======== Material to process

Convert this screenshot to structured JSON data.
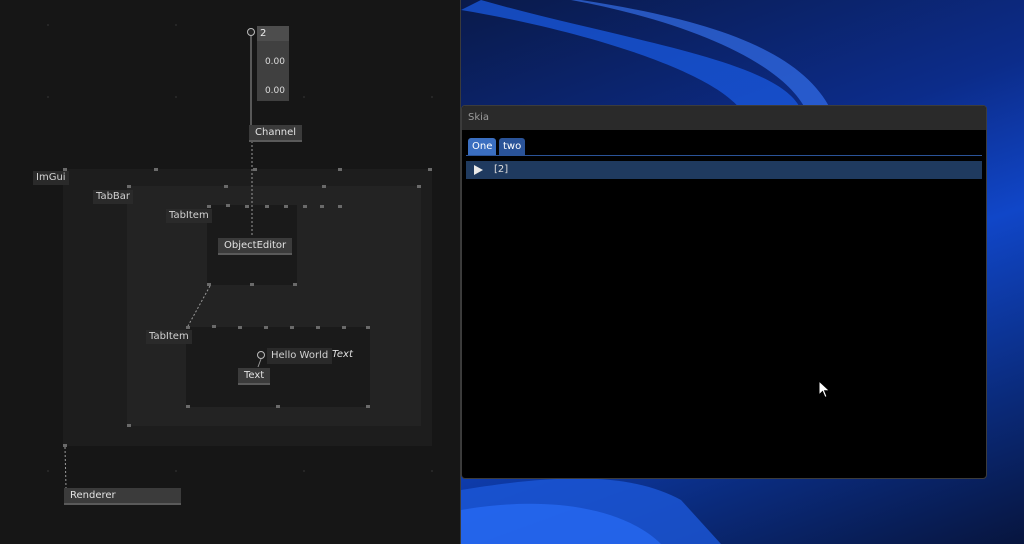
{
  "editor": {
    "io_box": {
      "header": "2",
      "values": [
        "0.00",
        "0.00"
      ]
    },
    "nodes": {
      "channel": "Channel",
      "object_editor": "ObjectEditor",
      "hello_world": "Hello World",
      "text_node": "Text",
      "text_type": "Text",
      "renderer": "Renderer"
    },
    "regions": {
      "imgui": "ImGui",
      "tabbar": "TabBar",
      "tabitem_1": "TabItem",
      "tabitem_2": "TabItem"
    }
  },
  "skia_window": {
    "title": "Skia",
    "tabs": [
      "One",
      "two"
    ],
    "tree_row": "[2]"
  },
  "colors": {
    "editor_bg": "#161616",
    "tab_active": "#3a6ec0",
    "tab_inactive": "#2a5398",
    "tree_row_bg": "#1f3a5f"
  }
}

================

Required task | Each line of the material must be retyped exactly, except that images are omitted.

Answer to the exercise |
Convert this screenshot to structured JSON data.
{
  "editor": {
    "io_box": {
      "header": "2",
      "values": [
        "0.00",
        "0.00"
      ]
    },
    "nodes": {
      "channel": "Channel",
      "object_editor": "ObjectEditor",
      "hello_world": "Hello World",
      "text_node": "Text",
      "text_type": "Text",
      "renderer": "Renderer"
    },
    "regions": {
      "imgui": "ImGui",
      "tabbar": "TabBar",
      "tabitem_1": "TabItem",
      "tabitem_2": "TabItem"
    }
  },
  "skia_window": {
    "title": "Skia",
    "tabs": [
      "One",
      "two"
    ],
    "tree_row": "[2]"
  },
  "colors": {
    "editor_bg": "#161616",
    "tab_active": "#3a6ec0",
    "tab_inactive": "#2a5398",
    "tree_row_bg": "#1f3a5f"
  }
}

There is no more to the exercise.